### Exercise objective:
Hunt for the word "assumptions" across the entries below, copying each line that holds it.

(Data entries)
---*---

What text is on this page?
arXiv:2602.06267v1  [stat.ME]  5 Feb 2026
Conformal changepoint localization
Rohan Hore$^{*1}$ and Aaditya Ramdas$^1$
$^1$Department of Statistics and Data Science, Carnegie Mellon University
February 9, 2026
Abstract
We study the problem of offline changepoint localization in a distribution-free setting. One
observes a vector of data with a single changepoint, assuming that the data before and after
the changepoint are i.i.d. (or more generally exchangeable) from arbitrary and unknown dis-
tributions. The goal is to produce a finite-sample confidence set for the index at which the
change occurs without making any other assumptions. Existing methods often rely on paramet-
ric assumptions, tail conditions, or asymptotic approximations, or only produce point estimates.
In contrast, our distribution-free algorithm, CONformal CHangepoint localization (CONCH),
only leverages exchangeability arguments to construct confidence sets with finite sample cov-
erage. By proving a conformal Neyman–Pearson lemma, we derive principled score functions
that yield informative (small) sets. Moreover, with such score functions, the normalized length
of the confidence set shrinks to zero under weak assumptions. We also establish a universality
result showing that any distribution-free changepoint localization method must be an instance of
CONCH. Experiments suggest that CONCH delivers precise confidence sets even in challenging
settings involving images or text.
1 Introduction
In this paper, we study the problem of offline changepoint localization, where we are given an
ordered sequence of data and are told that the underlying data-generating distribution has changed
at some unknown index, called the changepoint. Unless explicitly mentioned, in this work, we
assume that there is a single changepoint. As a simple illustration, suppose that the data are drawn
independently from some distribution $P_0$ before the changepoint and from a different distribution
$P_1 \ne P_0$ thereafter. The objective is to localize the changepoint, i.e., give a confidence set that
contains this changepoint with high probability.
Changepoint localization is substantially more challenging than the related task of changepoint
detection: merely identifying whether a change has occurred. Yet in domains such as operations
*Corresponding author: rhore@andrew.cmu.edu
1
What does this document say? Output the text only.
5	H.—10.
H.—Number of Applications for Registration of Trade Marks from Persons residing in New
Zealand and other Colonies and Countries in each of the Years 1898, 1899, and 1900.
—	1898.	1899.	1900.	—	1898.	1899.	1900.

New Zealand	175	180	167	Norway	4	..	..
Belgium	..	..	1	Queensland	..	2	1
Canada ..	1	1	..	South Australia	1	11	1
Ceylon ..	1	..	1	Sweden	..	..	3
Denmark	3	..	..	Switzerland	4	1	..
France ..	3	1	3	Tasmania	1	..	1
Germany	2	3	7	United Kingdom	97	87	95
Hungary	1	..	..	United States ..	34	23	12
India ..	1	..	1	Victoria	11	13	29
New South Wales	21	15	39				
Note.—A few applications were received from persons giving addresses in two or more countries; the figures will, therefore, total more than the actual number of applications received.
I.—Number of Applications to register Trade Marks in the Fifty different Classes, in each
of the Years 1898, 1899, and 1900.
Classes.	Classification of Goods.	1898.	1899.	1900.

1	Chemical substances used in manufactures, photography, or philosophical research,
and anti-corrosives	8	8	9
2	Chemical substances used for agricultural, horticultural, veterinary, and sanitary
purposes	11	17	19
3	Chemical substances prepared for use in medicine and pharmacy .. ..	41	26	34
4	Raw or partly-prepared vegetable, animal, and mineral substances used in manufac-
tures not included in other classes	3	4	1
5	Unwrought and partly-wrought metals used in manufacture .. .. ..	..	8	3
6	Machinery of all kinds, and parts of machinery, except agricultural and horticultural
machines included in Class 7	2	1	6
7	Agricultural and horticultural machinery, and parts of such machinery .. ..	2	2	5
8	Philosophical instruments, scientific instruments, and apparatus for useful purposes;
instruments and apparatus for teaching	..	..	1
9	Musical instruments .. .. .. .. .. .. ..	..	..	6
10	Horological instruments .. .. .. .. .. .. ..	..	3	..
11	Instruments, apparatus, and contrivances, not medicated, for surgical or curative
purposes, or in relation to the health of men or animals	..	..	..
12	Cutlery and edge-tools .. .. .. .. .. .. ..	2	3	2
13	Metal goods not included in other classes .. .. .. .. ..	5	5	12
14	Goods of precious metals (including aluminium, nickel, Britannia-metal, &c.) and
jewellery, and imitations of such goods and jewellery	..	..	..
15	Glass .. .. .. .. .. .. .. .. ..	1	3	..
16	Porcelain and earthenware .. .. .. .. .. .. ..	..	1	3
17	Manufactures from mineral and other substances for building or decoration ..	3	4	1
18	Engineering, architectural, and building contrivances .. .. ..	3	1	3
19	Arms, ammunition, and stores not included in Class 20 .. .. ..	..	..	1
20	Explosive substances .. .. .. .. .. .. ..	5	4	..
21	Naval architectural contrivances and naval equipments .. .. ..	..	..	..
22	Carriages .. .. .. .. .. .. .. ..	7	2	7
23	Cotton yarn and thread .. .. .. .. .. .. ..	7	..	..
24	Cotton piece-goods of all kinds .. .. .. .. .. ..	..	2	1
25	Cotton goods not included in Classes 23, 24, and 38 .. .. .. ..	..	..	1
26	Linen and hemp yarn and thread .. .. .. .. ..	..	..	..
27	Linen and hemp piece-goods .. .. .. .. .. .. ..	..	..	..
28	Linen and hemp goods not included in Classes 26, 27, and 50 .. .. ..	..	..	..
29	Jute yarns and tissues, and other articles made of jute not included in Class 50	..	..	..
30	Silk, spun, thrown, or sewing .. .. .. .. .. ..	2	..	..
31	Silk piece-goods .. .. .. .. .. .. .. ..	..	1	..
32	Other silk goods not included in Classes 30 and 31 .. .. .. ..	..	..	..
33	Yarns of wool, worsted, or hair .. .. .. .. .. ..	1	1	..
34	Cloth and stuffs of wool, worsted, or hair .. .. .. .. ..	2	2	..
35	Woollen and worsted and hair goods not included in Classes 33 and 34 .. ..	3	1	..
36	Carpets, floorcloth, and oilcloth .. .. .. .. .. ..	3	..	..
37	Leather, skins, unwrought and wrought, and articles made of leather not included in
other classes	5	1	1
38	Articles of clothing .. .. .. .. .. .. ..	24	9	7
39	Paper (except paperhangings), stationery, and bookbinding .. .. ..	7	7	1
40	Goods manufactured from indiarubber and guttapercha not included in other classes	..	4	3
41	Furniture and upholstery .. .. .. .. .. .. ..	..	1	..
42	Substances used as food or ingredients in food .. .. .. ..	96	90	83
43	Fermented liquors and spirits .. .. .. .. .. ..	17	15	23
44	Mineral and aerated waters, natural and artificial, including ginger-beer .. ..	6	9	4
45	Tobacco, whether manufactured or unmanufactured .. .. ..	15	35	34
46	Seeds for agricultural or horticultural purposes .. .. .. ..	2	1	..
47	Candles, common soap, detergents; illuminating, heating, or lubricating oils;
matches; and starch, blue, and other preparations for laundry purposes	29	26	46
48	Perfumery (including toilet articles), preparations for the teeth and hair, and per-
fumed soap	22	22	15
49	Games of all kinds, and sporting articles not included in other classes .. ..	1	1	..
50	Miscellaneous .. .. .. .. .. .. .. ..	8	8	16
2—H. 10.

---*---

### Solution for this problem:
change occurs without making any other assumptions. Existing methods often rely on paramet-
ric assumptions, tail conditions, or asymptotic approximations, or only produce point estimates.
of the confidence set shrinks to zero under weak assumptions. We also establish a universality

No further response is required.